Below is the data. Give it again, complete and exact.

---

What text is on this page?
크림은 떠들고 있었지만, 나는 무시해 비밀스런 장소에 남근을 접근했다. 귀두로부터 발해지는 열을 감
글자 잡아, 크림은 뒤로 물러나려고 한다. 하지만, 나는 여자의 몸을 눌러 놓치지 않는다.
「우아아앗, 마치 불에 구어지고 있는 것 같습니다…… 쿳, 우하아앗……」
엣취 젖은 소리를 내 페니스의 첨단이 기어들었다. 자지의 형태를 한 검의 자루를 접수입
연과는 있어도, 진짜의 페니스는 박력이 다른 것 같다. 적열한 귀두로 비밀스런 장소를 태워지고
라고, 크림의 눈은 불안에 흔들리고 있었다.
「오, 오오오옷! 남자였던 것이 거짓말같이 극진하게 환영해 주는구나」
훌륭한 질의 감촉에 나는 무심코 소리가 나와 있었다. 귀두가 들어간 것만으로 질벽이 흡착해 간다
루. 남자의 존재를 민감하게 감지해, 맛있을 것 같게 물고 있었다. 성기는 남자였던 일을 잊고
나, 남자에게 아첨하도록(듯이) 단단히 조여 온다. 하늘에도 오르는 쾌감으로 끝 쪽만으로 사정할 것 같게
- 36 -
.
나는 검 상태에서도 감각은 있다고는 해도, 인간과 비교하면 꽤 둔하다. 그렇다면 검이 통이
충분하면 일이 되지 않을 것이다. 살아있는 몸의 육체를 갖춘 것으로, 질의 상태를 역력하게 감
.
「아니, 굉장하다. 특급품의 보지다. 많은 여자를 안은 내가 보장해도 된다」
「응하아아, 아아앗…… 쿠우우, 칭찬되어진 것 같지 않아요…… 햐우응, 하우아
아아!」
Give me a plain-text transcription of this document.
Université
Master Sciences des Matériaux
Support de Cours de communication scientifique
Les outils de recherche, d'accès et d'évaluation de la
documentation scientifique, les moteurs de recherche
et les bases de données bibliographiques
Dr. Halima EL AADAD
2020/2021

---

> [Result of this task]:
What text is on this page?
크림은 떠들고 있었지만, 나는 무시해 비밀스런 장소에 남근을 접근했다. 귀두로부터 발해지는 열을 감
글자 잡아, 크림은 뒤로 물러나려고 한다. 하지만, 나는 여자의 몸을 눌러 놓치지 않는다.
「우아아앗, 마치 불에 구어지고 있는 것 같습니다…… 쿳, 우하아앗……」
엣취 젖은 소리를 내 페니스의 첨단이 기어들었다. 자지의 형태를 한 검의 자루를 접수입
연과는 있어도, 진짜의 페니스는 박력이 다른 것 같다. 적열한 귀두로 비밀스런 장소를 태워지고
라고, 크림의 눈은 불안에 흔들리고 있었다.
「오, 오오오옷! 남자였던 것이 거짓말같이 극진하게 환영해 주는구나」
훌륭한 질의 감촉에 나는 무심코 소리가 나와 있었다. 귀두가 들어간 것만으로 질벽이 흡착해 간다
루. 남자의 존재를 민감하게 감지해, 맛있을 것 같게 물고 있었다. 성기는 남자였던 일을 잊고
나, 남자에게 아첨하도록(듯이) 단단히 조여 온다. 하늘에도 오르는 쾌감으로 끝 쪽만으로 사정할 것 같게
- 36 -
.
나는 검 상태에서도 감각은 있다고는 해도, 인간과 비교하면 꽤 둔하다. 그렇다면 검이 통이
충분하면 일이 되지 않을 것이다. 살아있는 몸의 육체를 갖춘 것으로, 질의 상태를 역력하게 감
.
「아니, 굉장하다. 특급품의 보지다. 많은 여자를 안은 내가 보장해도 된다」
「응하아아, 아아앗…… 쿠우우, 칭찬되어진 것 같지 않아요…… 햐우응, 하우아
아아!」
Give me a plain-text transcription of this document.
Université
Master Sciences des Matériaux
Support de Cours de communication scientifique
Les outils de recherche, d'accès et d'évaluation de la
documentation scientifique, les moteurs de recherche
et les bases de données bibliographiques
Dr. Halima EL AADAD
2020/2021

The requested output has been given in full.